__WHAT IS REQUIRED__:
Make an exact copy of all the data.

## begin ENTRIES SHOWN

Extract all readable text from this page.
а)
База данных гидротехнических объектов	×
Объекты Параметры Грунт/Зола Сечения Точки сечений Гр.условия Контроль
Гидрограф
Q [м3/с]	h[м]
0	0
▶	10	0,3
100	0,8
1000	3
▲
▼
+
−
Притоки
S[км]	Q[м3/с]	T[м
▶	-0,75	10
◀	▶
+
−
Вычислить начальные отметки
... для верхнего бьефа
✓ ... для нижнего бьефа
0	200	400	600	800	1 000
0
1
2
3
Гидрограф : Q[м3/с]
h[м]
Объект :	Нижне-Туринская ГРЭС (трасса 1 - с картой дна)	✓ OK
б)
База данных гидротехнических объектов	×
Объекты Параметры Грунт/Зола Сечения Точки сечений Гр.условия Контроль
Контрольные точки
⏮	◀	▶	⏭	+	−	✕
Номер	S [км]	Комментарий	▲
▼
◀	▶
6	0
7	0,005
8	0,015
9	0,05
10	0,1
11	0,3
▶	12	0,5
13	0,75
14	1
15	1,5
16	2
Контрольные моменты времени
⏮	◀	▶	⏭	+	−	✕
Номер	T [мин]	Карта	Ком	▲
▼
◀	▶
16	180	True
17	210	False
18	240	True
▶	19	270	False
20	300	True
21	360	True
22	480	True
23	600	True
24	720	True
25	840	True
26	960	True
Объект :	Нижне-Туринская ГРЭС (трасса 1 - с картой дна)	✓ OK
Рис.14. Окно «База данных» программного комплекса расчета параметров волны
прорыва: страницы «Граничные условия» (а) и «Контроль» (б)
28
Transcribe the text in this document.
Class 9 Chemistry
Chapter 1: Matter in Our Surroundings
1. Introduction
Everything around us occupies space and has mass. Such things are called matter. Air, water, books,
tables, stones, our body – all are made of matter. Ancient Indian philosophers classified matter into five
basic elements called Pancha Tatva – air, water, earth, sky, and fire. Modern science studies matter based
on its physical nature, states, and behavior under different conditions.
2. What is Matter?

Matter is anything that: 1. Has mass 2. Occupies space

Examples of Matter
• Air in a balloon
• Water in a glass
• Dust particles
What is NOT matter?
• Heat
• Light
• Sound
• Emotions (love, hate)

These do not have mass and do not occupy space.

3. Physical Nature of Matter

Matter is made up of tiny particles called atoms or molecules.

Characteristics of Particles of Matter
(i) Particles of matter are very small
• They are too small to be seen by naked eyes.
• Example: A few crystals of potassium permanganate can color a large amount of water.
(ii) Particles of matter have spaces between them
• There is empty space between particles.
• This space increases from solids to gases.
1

## end ENTRIES SHOWN

__EXERCISE RESULT__:
Extract all readable text from this page.
а)
База данных гидротехнических объектов	×
Объекты Параметры Грунт/Зола Сечения Точки сечений Гр.условия Контроль
Гидрограф
Q [м3/с]	h[м]
0	0
▶	10	0,3
100	0,8
1000	3
▲
▼
+
−
Притоки
S[км]	Q[м3/с]	T[м
▶	-0,75	10
◀	▶
+
−
Вычислить начальные отметки
... для верхнего бьефа
✓ ... для нижнего бьефа
0	200	400	600	800	1 000
0
1
2
3
Гидрограф : Q[м3/с]
h[м]
Объект :	Нижне-Туринская ГРЭС (трасса 1 - с картой дна)	✓ OK
б)
База данных гидротехнических объектов	×
Объекты Параметры Грунт/Зола Сечения Точки сечений Гр.условия Контроль
Контрольные точки
⏮	◀	▶	⏭	+	−	✕
Номер	S [км]	Комментарий	▲
▼
◀	▶
6	0
7	0,005
8	0,015
9	0,05
10	0,1
11	0,3
▶	12	0,5
13	0,75
14	1
15	1,5
16	2
Контрольные моменты времени
⏮	◀	▶	⏭	+	−	✕
Номер	T [мин]	Карта	Ком	▲
▼
◀	▶
16	180	True
17	210	False
18	240	True
▶	19	270	False
20	300	True
21	360	True
22	480	True
23	600	True
24	720	True
25	840	True
26	960	True
Объект :	Нижне-Туринская ГРЭС (трасса 1 - с картой дна)	✓ OK
Рис.14. Окно «База данных» программного комплекса расчета параметров волны
прорыва: страницы «Граничные условия» (а) и «Контроль» (б)
28
Transcribe the text in this document.
Class 9 Chemistry
Chapter 1: Matter in Our Surroundings
1. Introduction
Everything around us occupies space and has mass. Such things are called matter. Air, water, books,
tables, stones, our body – all are made of matter. Ancient Indian philosophers classified matter into five
basic elements called Pancha Tatva – air, water, earth, sky, and fire. Modern science studies matter based
on its physical nature, states, and behavior under different conditions.
2. What is Matter?

Matter is anything that: 1. Has mass 2. Occupies space

Examples of Matter
• Air in a balloon
• Water in a glass
• Dust particles
What is NOT matter?
• Heat
• Light
• Sound
• Emotions (love, hate)

These do not have mass and do not occupy space.

3. Physical Nature of Matter

Matter is made up of tiny particles called atoms or molecules.

Characteristics of Particles of Matter
(i) Particles of matter are very small
• They are too small to be seen by naked eyes.
• Example: A few crystals of potassium permanganate can color a large amount of water.
(ii) Particles of matter have spaces between them
• There is empty space between particles.
• This space increases from solids to gases.
1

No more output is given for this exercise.